EXTRACT TO READ:
+===+
TEL AVIV — Independence Hall.

Do those words ring a bell? 

No, not the bell that you’ll find with a crack in it in Philadelphia. I am speaking here about Independence Hall in Tel-Aviv. Even if you are a Jew with strong ties to Israel, there’s a chance that this Independence Hall won’t be as familiar to you. You may never have visited it, nor heard much about it. 

In a country that treasures its past and goes to great lengths to memorialize, remember and restore it, Independence Hall on Rothschild Boulevard in Tel Aviv stands apart. Though it makes just about every list of tourist destinations, many visitors to Israel never get there; their time being taken up with visits to the more fashionable spots in Tel Aviv, the ancient sites in Jerusalem, or to Yad Vashem, the Holocaust memorial.  Though you can readily see that Independence Hall has gotten lots of love from its staff, it’s neither state-of-the art, nor particularly interactive in a 21st century sort of way. There isn’t even a museum shop, though you can buy a few souvenirs and pamphlets at the front desk where you pay for your admission ticket. 

It’s a throwback kind of museum. And for that reason, it was my favorite place on a 12-day-tour of Israel that took my group from the Lebanon border to the Negev Desert and many sites in between. Of course, we were lucky on the day we visited. Tali Kanterewicz was our guide.
+===+
DATA ENTRIES:
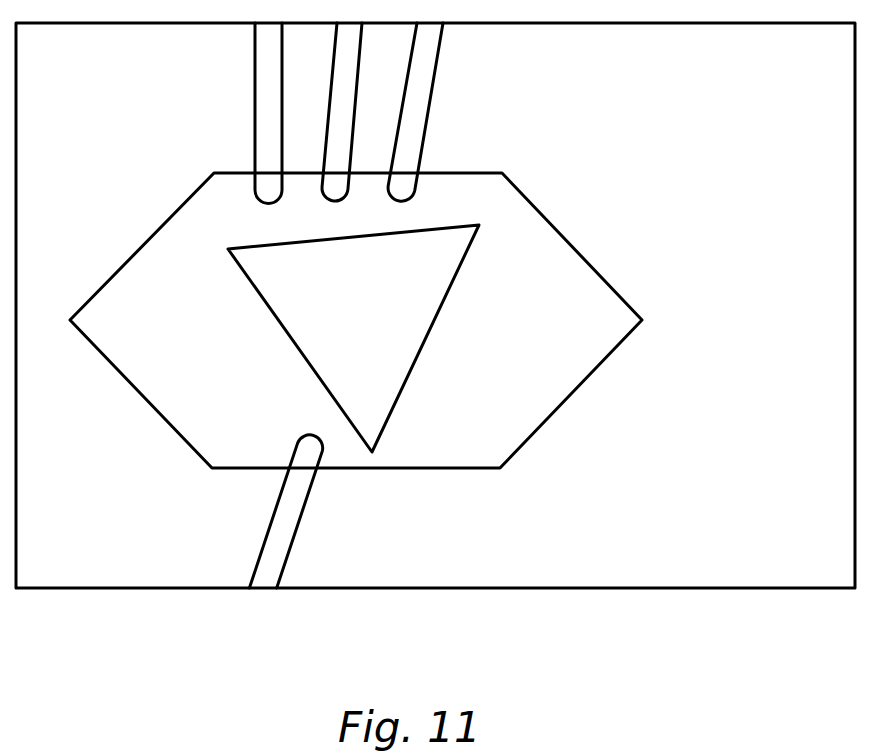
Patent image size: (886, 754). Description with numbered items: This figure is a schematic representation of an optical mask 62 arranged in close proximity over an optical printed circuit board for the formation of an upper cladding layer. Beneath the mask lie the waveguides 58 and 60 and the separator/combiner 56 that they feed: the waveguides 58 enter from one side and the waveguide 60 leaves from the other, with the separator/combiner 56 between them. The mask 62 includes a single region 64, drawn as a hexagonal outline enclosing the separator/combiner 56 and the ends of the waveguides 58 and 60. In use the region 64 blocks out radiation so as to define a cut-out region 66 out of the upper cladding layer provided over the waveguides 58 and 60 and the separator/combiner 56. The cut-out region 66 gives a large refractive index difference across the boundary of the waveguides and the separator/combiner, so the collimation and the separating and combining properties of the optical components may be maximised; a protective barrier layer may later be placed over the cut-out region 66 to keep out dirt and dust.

The separator/combiner 56 is at (430, 330).
The waveguides 58 is at (432, 110).
The waveguide 60 is at (275, 505).
The optical mask 62 is at (692, 514).
The single region 64 is at (602, 367).
The cut-out region 66 is at (492, 408).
+===+
Translate this sentence from the piece on Independence Hall in Tel Aviv into Spanish: "You may never have visited it, nor heard much about it."

Es posible que nunca lo hayas visitado ni hayas oído hablar mucho de él.